- TASK -
Give the number of lines in the records below that include "občanů", and nothing more.

[BEGIN WORKING DATA]

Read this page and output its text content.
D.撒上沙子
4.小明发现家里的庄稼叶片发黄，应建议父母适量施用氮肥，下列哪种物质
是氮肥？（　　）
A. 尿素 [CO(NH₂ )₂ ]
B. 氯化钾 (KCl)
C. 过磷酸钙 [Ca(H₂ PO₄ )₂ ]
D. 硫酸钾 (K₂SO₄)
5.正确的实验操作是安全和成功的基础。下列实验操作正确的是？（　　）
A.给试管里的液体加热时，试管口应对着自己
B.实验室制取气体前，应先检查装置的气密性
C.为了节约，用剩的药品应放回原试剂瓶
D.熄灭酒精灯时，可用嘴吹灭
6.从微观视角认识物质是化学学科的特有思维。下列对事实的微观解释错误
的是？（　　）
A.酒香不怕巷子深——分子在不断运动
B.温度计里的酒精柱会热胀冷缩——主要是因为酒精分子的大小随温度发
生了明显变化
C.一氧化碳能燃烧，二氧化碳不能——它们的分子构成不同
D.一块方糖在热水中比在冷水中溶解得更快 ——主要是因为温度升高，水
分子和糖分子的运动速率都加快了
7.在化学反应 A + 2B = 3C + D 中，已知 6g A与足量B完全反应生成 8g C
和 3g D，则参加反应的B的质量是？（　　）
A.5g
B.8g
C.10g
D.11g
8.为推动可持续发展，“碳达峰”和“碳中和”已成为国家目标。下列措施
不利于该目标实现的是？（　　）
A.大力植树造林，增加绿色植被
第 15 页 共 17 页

[END WORKING DATA]
[BEGIN WORKING DATA]

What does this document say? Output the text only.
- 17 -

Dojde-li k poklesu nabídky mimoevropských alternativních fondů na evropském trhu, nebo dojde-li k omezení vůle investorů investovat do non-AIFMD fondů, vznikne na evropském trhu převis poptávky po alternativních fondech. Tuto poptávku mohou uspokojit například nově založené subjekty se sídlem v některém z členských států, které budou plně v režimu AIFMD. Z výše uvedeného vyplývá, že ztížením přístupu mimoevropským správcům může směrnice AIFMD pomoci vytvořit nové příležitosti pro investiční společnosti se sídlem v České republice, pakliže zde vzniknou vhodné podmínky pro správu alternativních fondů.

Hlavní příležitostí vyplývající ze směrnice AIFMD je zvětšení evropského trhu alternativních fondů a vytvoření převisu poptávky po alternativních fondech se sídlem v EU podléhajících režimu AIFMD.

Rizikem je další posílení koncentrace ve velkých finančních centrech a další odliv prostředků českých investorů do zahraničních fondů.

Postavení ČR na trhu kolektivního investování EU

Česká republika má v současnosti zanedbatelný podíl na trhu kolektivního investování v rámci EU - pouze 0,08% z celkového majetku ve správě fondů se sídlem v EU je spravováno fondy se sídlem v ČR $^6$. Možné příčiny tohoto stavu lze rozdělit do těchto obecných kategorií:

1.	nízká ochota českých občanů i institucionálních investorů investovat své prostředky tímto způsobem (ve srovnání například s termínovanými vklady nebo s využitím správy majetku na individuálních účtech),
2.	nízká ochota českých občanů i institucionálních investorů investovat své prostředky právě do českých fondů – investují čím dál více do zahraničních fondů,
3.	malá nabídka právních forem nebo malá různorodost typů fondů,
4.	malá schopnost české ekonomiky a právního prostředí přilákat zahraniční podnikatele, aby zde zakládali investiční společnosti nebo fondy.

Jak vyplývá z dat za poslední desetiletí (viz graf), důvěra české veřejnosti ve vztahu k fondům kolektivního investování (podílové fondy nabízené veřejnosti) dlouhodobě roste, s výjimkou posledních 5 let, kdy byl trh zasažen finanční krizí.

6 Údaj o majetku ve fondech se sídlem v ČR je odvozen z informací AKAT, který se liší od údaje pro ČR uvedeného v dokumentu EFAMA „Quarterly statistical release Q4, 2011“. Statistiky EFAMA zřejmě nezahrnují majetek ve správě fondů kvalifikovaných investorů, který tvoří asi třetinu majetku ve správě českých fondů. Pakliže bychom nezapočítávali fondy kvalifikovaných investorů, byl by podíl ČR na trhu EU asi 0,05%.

[END WORKING DATA]
[BEGIN WORKING DATA]

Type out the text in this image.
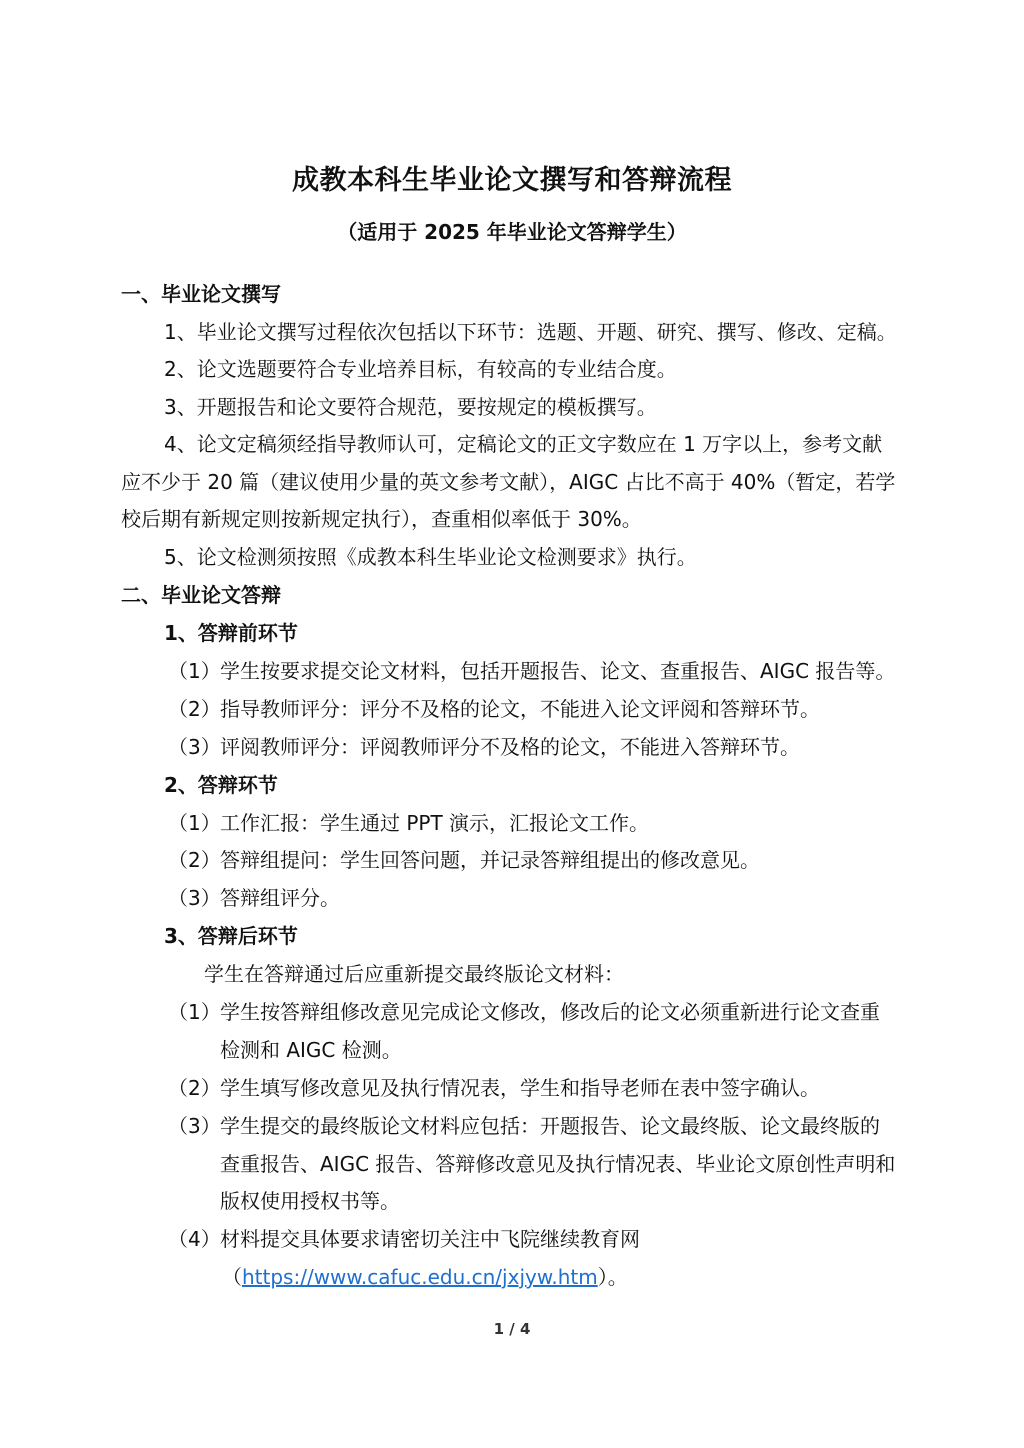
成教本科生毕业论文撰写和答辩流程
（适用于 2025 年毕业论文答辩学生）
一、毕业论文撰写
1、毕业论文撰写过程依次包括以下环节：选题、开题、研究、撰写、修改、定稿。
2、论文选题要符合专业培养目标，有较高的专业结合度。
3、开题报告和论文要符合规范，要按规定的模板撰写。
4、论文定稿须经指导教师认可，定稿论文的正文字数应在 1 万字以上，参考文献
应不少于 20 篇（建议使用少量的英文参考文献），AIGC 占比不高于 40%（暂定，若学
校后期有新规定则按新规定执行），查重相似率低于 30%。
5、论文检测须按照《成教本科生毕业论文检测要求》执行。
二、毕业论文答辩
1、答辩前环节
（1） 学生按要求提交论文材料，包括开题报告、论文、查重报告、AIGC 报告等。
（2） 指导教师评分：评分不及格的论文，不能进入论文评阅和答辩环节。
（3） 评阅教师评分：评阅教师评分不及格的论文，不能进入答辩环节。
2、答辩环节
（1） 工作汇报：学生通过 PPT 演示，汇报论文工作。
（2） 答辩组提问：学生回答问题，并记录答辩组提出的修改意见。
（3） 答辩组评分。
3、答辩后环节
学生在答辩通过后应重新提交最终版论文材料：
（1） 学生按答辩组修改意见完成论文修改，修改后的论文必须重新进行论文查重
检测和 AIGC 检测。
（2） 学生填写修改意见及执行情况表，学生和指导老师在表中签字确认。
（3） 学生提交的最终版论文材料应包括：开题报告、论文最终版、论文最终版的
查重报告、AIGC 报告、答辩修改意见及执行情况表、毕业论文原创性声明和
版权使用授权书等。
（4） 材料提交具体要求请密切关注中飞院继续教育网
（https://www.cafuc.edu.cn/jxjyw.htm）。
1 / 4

[END WORKING DATA]

- WRITTEN SOLUTION -
2